[start]

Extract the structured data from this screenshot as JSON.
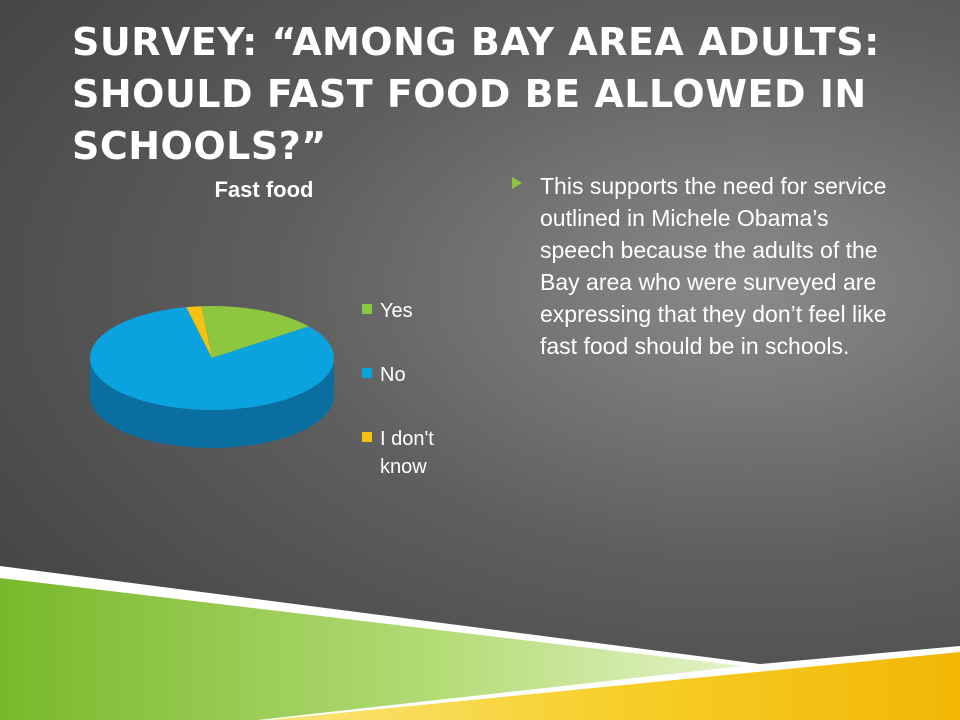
{
  "slide": {
    "title": "Survey: “among bay area adults: should fast food be allowed in schools?”",
    "bullet": "This supports the need for service outlined in Michele Obama’s speech because the adults of the Bay area who were surveyed are expressing that they don’t feel like fast food should be in schools."
  },
  "colors": {
    "yes": "#8dc63f",
    "no": "#0aa3e0",
    "dont_know": "#f5c211",
    "accent_green": "#8dc63f",
    "accent_yellow": "#f4c20d"
  },
  "chart_data": {
    "type": "pie",
    "title": "Fast food",
    "categories": [
      "Yes",
      "No",
      "I don't know"
    ],
    "values": [
      16,
      82,
      2
    ],
    "unit": "percent (estimated)",
    "legend": "right",
    "style": "3d"
  }
}
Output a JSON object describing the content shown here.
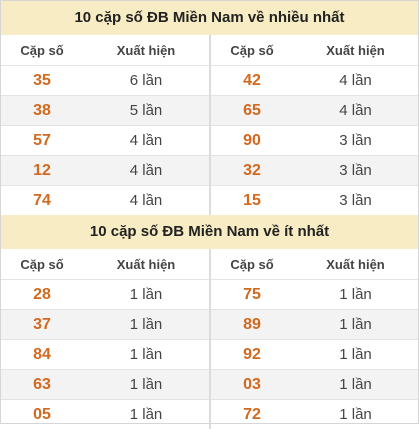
{
  "section1": {
    "title": "10 cặp số ĐB Miền Nam về nhiều nhất",
    "left": {
      "header": {
        "pair": "Cặp số",
        "count": "Xuất hiện"
      },
      "rows": [
        {
          "pair": "35",
          "count": "6 lần"
        },
        {
          "pair": "38",
          "count": "5 lần"
        },
        {
          "pair": "57",
          "count": "4 lần"
        },
        {
          "pair": "12",
          "count": "4 lần"
        },
        {
          "pair": "74",
          "count": "4 lần"
        }
      ]
    },
    "right": {
      "header": {
        "pair": "Cặp số",
        "count": "Xuất hiện"
      },
      "rows": [
        {
          "pair": "42",
          "count": "4 lần"
        },
        {
          "pair": "65",
          "count": "4 lần"
        },
        {
          "pair": "90",
          "count": "3 lần"
        },
        {
          "pair": "32",
          "count": "3 lần"
        },
        {
          "pair": "15",
          "count": "3 lần"
        }
      ]
    }
  },
  "section2": {
    "title": "10 cặp số ĐB Miền Nam về ít nhất",
    "left": {
      "header": {
        "pair": "Cặp số",
        "count": "Xuất hiện"
      },
      "rows": [
        {
          "pair": "28",
          "count": "1 lần"
        },
        {
          "pair": "37",
          "count": "1 lần"
        },
        {
          "pair": "84",
          "count": "1 lần"
        },
        {
          "pair": "63",
          "count": "1 lần"
        },
        {
          "pair": "05",
          "count": "1 lần"
        }
      ]
    },
    "right": {
      "header": {
        "pair": "Cặp số",
        "count": "Xuất hiện"
      },
      "rows": [
        {
          "pair": "75",
          "count": "1 lần"
        },
        {
          "pair": "89",
          "count": "1 lần"
        },
        {
          "pair": "92",
          "count": "1 lần"
        },
        {
          "pair": "03",
          "count": "1 lần"
        },
        {
          "pair": "72",
          "count": "1 lần"
        }
      ]
    }
  },
  "colors": {
    "title_bg": "#f7ecc3",
    "pair_number": "#d2691e",
    "alt_row_bg": "#f3f3f3"
  }
}
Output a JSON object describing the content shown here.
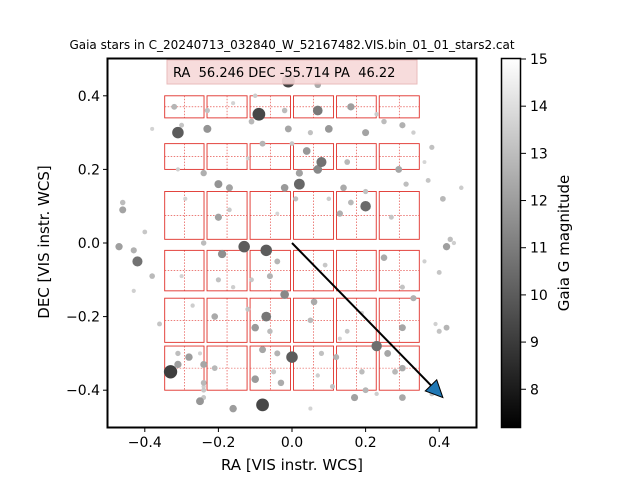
{
  "chart_data": {
    "type": "scatter",
    "title": "Gaia stars in C_20240713_032840_W_52167482.VIS.bin_01_01_stars2.cat",
    "xlabel": "RA [VIS instr. WCS]",
    "ylabel": "DEC [VIS instr. WCS]",
    "xlim": [
      -0.5,
      0.5
    ],
    "ylim": [
      -0.5,
      0.5
    ],
    "xticks": [
      -0.4,
      -0.2,
      0.0,
      0.2,
      0.4
    ],
    "yticks": [
      -0.4,
      -0.2,
      0.0,
      0.2,
      0.4
    ],
    "xtick_labels": [
      "−0.4",
      "−0.2",
      "0.0",
      "0.2",
      "0.4"
    ],
    "ytick_labels": [
      "−0.4",
      "−0.2",
      "0.0",
      "0.2",
      "0.4"
    ],
    "info_box": "RA  56.246 DEC -55.714 PA  46.22",
    "colorbar": {
      "label": "Gaia G magnitude",
      "range": [
        7.2,
        15
      ],
      "ticks": [
        8,
        9,
        10,
        11,
        12,
        13,
        14,
        15
      ],
      "tick_labels": [
        "8",
        "9",
        "10",
        "11",
        "12",
        "13",
        "14",
        "15"
      ]
    },
    "detector_grid": {
      "ra_edges": [
        -0.35,
        -0.235,
        -0.118,
        0.0,
        0.117,
        0.233,
        0.35
      ],
      "dec_rows": [
        [
          0.34,
          0.4
        ],
        [
          0.2,
          0.27
        ],
        [
          0.01,
          0.14
        ],
        [
          -0.13,
          -0.02
        ],
        [
          -0.27,
          -0.15
        ],
        [
          -0.4,
          -0.28
        ]
      ],
      "color": "#e0302a"
    },
    "arrow": {
      "from": [
        0.0,
        0.0
      ],
      "to": [
        0.41,
        -0.42
      ],
      "head_color": "#1f77b4"
    },
    "points": [
      {
        "x": -0.01,
        "y": 0.44,
        "mag": 8.5
      },
      {
        "x": -0.1,
        "y": 0.4,
        "mag": 14.5
      },
      {
        "x": 0.07,
        "y": 0.43,
        "mag": 13.0
      },
      {
        "x": -0.16,
        "y": 0.38,
        "mag": 14.8
      },
      {
        "x": -0.23,
        "y": 0.36,
        "mag": 14.0
      },
      {
        "x": -0.32,
        "y": 0.37,
        "mag": 13.5
      },
      {
        "x": -0.09,
        "y": 0.35,
        "mag": 8.6
      },
      {
        "x": 0.07,
        "y": 0.36,
        "mag": 10.8
      },
      {
        "x": -0.02,
        "y": 0.36,
        "mag": 13.8
      },
      {
        "x": 0.16,
        "y": 0.37,
        "mag": 12.5
      },
      {
        "x": 0.23,
        "y": 0.35,
        "mag": 14.5
      },
      {
        "x": 0.25,
        "y": 0.33,
        "mag": 13.8
      },
      {
        "x": -0.31,
        "y": 0.3,
        "mag": 9.5
      },
      {
        "x": -0.3,
        "y": 0.32,
        "mag": 14.2
      },
      {
        "x": -0.23,
        "y": 0.31,
        "mag": 12.0
      },
      {
        "x": -0.38,
        "y": 0.31,
        "mag": 14.8
      },
      {
        "x": -0.11,
        "y": 0.33,
        "mag": 13.6
      },
      {
        "x": -0.01,
        "y": 0.31,
        "mag": 12.8
      },
      {
        "x": 0.1,
        "y": 0.31,
        "mag": 12.2
      },
      {
        "x": 0.05,
        "y": 0.3,
        "mag": 14.0
      },
      {
        "x": 0.2,
        "y": 0.3,
        "mag": 12.7
      },
      {
        "x": 0.3,
        "y": 0.32,
        "mag": 13.3
      },
      {
        "x": 0.33,
        "y": 0.3,
        "mag": 14.6
      },
      {
        "x": 0.38,
        "y": 0.26,
        "mag": 14.0
      },
      {
        "x": 0.36,
        "y": 0.22,
        "mag": 14.9
      },
      {
        "x": -0.08,
        "y": 0.27,
        "mag": 13.5
      },
      {
        "x": 0.0,
        "y": 0.27,
        "mag": 14.3
      },
      {
        "x": 0.04,
        "y": 0.25,
        "mag": 12.2
      },
      {
        "x": 0.08,
        "y": 0.22,
        "mag": 10.5
      },
      {
        "x": 0.07,
        "y": 0.2,
        "mag": 11.5
      },
      {
        "x": 0.02,
        "y": 0.19,
        "mag": 12.6
      },
      {
        "x": -0.12,
        "y": 0.23,
        "mag": 14.8
      },
      {
        "x": -0.24,
        "y": 0.19,
        "mag": 13.2
      },
      {
        "x": -0.2,
        "y": 0.16,
        "mag": 12.0
      },
      {
        "x": -0.31,
        "y": 0.2,
        "mag": 14.7
      },
      {
        "x": 0.15,
        "y": 0.22,
        "mag": 13.6
      },
      {
        "x": 0.31,
        "y": 0.16,
        "mag": 13.9
      },
      {
        "x": 0.37,
        "y": 0.17,
        "mag": 14.2
      },
      {
        "x": 0.29,
        "y": 0.2,
        "mag": 12.8
      },
      {
        "x": -0.02,
        "y": 0.15,
        "mag": 12.3
      },
      {
        "x": 0.02,
        "y": 0.16,
        "mag": 10.0
      },
      {
        "x": 0.14,
        "y": 0.15,
        "mag": 13.0
      },
      {
        "x": 0.1,
        "y": 0.12,
        "mag": 14.5
      },
      {
        "x": 0.2,
        "y": 0.14,
        "mag": 14.0
      },
      {
        "x": 0.16,
        "y": 0.11,
        "mag": 13.6
      },
      {
        "x": 0.2,
        "y": 0.1,
        "mag": 10.2
      },
      {
        "x": -0.17,
        "y": 0.15,
        "mag": 12.7
      },
      {
        "x": -0.29,
        "y": 0.12,
        "mag": 14.8
      },
      {
        "x": -0.46,
        "y": 0.11,
        "mag": 13.8
      },
      {
        "x": -0.46,
        "y": 0.09,
        "mag": 12.7
      },
      {
        "x": -0.2,
        "y": 0.07,
        "mag": 12.6
      },
      {
        "x": -0.17,
        "y": 0.09,
        "mag": 14.4
      },
      {
        "x": -0.04,
        "y": 0.08,
        "mag": 14.9
      },
      {
        "x": 0.01,
        "y": 0.12,
        "mag": 14.0
      },
      {
        "x": 0.13,
        "y": 0.08,
        "mag": 13.2
      },
      {
        "x": 0.27,
        "y": 0.07,
        "mag": 14.2
      },
      {
        "x": 0.46,
        "y": 0.15,
        "mag": 14.5
      },
      {
        "x": 0.41,
        "y": 0.12,
        "mag": 13.6
      },
      {
        "x": -0.4,
        "y": 0.03,
        "mag": 14.3
      },
      {
        "x": -0.47,
        "y": -0.01,
        "mag": 12.5
      },
      {
        "x": -0.43,
        "y": -0.02,
        "mag": 13.3
      },
      {
        "x": -0.42,
        "y": -0.05,
        "mag": 10.5
      },
      {
        "x": -0.24,
        "y": 0.0,
        "mag": 13.8
      },
      {
        "x": -0.13,
        "y": -0.01,
        "mag": 9.5
      },
      {
        "x": -0.07,
        "y": -0.02,
        "mag": 9.5
      },
      {
        "x": -0.04,
        "y": -0.05,
        "mag": 13.5
      },
      {
        "x": -0.19,
        "y": -0.03,
        "mag": 11.8
      },
      {
        "x": -0.06,
        "y": -0.09,
        "mag": 13.4
      },
      {
        "x": 0.09,
        "y": -0.06,
        "mag": 14.3
      },
      {
        "x": 0.25,
        "y": -0.04,
        "mag": 13.0
      },
      {
        "x": 0.36,
        "y": -0.05,
        "mag": 14.7
      },
      {
        "x": 0.42,
        "y": -0.01,
        "mag": 12.5
      },
      {
        "x": 0.44,
        "y": 0.0,
        "mag": 14.6
      },
      {
        "x": 0.43,
        "y": 0.01,
        "mag": 13.9
      },
      {
        "x": 0.4,
        "y": -0.08,
        "mag": 14.2
      },
      {
        "x": -0.3,
        "y": -0.09,
        "mag": 14.8
      },
      {
        "x": -0.38,
        "y": -0.09,
        "mag": 13.7
      },
      {
        "x": -0.43,
        "y": -0.13,
        "mag": 14.7
      },
      {
        "x": -0.2,
        "y": -0.1,
        "mag": 14.0
      },
      {
        "x": -0.16,
        "y": -0.12,
        "mag": 14.6
      },
      {
        "x": -0.11,
        "y": -0.1,
        "mag": 14.3
      },
      {
        "x": -0.02,
        "y": -0.14,
        "mag": 11.5
      },
      {
        "x": 0.06,
        "y": -0.16,
        "mag": 13.0
      },
      {
        "x": 0.3,
        "y": -0.12,
        "mag": 14.1
      },
      {
        "x": 0.33,
        "y": -0.15,
        "mag": 13.3
      },
      {
        "x": -0.27,
        "y": -0.17,
        "mag": 14.6
      },
      {
        "x": -0.21,
        "y": -0.2,
        "mag": 13.0
      },
      {
        "x": -0.12,
        "y": -0.18,
        "mag": 14.2
      },
      {
        "x": -0.07,
        "y": -0.2,
        "mag": 10.7
      },
      {
        "x": 0.05,
        "y": -0.21,
        "mag": 13.7
      },
      {
        "x": 0.19,
        "y": -0.19,
        "mag": 14.8
      },
      {
        "x": -0.1,
        "y": -0.23,
        "mag": 12.3
      },
      {
        "x": -0.06,
        "y": -0.24,
        "mag": 13.8
      },
      {
        "x": 0.15,
        "y": -0.24,
        "mag": 14.3
      },
      {
        "x": 0.3,
        "y": -0.23,
        "mag": 12.8
      },
      {
        "x": 0.4,
        "y": -0.24,
        "mag": 14.1
      },
      {
        "x": 0.39,
        "y": -0.22,
        "mag": 14.7
      },
      {
        "x": 0.42,
        "y": -0.23,
        "mag": 13.5
      },
      {
        "x": -0.36,
        "y": -0.22,
        "mag": 14.2
      },
      {
        "x": 0.13,
        "y": -0.26,
        "mag": 14.8
      },
      {
        "x": 0.23,
        "y": -0.28,
        "mag": 10.3
      },
      {
        "x": 0.26,
        "y": -0.3,
        "mag": 12.8
      },
      {
        "x": 0.28,
        "y": -0.35,
        "mag": 13.6
      },
      {
        "x": -0.31,
        "y": -0.3,
        "mag": 13.9
      },
      {
        "x": -0.28,
        "y": -0.31,
        "mag": 12.4
      },
      {
        "x": -0.25,
        "y": -0.3,
        "mag": 14.8
      },
      {
        "x": -0.08,
        "y": -0.29,
        "mag": 12.8
      },
      {
        "x": -0.04,
        "y": -0.3,
        "mag": 13.4
      },
      {
        "x": 0.0,
        "y": -0.31,
        "mag": 9.5
      },
      {
        "x": 0.08,
        "y": -0.3,
        "mag": 14.0
      },
      {
        "x": 0.12,
        "y": -0.31,
        "mag": 13.4
      },
      {
        "x": -0.33,
        "y": -0.35,
        "mag": 8.2
      },
      {
        "x": -0.31,
        "y": -0.33,
        "mag": 12.5
      },
      {
        "x": -0.21,
        "y": -0.34,
        "mag": 13.6
      },
      {
        "x": -0.1,
        "y": -0.37,
        "mag": 12.3
      },
      {
        "x": -0.05,
        "y": -0.35,
        "mag": 14.1
      },
      {
        "x": 0.07,
        "y": -0.36,
        "mag": 14.6
      },
      {
        "x": 0.19,
        "y": -0.35,
        "mag": 13.8
      },
      {
        "x": 0.3,
        "y": -0.34,
        "mag": 13.0
      },
      {
        "x": -0.24,
        "y": -0.39,
        "mag": 14.6
      },
      {
        "x": -0.24,
        "y": -0.42,
        "mag": 14.3
      },
      {
        "x": -0.03,
        "y": -0.38,
        "mag": 13.1
      },
      {
        "x": 0.11,
        "y": -0.39,
        "mag": 14.1
      },
      {
        "x": 0.2,
        "y": -0.4,
        "mag": 13.5
      },
      {
        "x": 0.23,
        "y": -0.41,
        "mag": 14.6
      },
      {
        "x": -0.24,
        "y": -0.4,
        "mag": 14.3
      },
      {
        "x": -0.24,
        "y": -0.38,
        "mag": 13.6
      },
      {
        "x": -0.24,
        "y": -0.33,
        "mag": 12.8
      },
      {
        "x": 0.3,
        "y": -0.42,
        "mag": 12.9
      },
      {
        "x": 0.17,
        "y": -0.42,
        "mag": 12.6
      },
      {
        "x": -0.24,
        "y": -0.4,
        "mag": 14.3
      },
      {
        "x": -0.24,
        "y": -0.42,
        "mag": 14.3
      },
      {
        "x": -0.16,
        "y": -0.45,
        "mag": 12.4
      },
      {
        "x": -0.08,
        "y": -0.44,
        "mag": 8.6
      },
      {
        "x": 0.05,
        "y": -0.45,
        "mag": 14.8
      },
      {
        "x": -0.25,
        "y": -0.43,
        "mag": 12.1
      },
      {
        "x": 0.38,
        "y": -0.41,
        "mag": 14.2
      }
    ]
  }
}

[end]

Directions for this task: Look through the records and gather each line with the word "Miền".

Task output:
    "title": "10 cặp số ĐB Miền Nam về nhiều nhất",
    "title": "10 cặp số ĐB Miền Nam về ít nhất",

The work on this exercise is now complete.